Dataset records:
————

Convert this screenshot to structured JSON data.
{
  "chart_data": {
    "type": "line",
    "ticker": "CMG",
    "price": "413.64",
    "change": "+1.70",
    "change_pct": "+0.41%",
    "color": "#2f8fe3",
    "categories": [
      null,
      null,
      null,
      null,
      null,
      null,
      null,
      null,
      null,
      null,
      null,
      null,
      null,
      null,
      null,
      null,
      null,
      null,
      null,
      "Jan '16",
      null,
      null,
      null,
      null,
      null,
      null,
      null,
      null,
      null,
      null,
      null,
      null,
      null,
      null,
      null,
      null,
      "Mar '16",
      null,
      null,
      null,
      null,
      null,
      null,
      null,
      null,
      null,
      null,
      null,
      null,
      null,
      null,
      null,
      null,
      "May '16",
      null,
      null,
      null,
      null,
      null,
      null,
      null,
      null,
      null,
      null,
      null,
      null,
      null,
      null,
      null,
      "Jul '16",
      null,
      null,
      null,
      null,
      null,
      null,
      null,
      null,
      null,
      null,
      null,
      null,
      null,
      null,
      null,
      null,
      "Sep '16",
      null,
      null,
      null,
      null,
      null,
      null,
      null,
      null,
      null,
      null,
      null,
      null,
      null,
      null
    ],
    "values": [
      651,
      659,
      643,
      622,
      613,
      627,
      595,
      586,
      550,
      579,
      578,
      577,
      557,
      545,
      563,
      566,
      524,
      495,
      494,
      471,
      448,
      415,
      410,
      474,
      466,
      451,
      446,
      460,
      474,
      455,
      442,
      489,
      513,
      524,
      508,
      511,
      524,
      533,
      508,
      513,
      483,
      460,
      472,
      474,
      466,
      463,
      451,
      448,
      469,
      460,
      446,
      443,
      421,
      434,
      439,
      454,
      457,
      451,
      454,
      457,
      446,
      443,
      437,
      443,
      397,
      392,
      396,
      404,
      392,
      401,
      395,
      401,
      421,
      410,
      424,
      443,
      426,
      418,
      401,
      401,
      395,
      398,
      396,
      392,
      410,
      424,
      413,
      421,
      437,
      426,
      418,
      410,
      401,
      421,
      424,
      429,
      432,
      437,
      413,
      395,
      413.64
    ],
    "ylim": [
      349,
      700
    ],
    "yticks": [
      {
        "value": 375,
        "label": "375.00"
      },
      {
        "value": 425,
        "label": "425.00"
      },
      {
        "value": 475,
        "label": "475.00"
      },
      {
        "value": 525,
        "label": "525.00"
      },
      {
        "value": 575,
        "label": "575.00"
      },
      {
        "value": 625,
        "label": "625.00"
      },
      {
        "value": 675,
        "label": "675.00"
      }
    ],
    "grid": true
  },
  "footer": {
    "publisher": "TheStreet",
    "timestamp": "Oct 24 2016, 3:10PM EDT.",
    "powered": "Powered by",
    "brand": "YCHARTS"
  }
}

————

- Direction -
Go through the listing above and work out how many lines contain the string "label". Reply with the number alone.

- Task answer -
7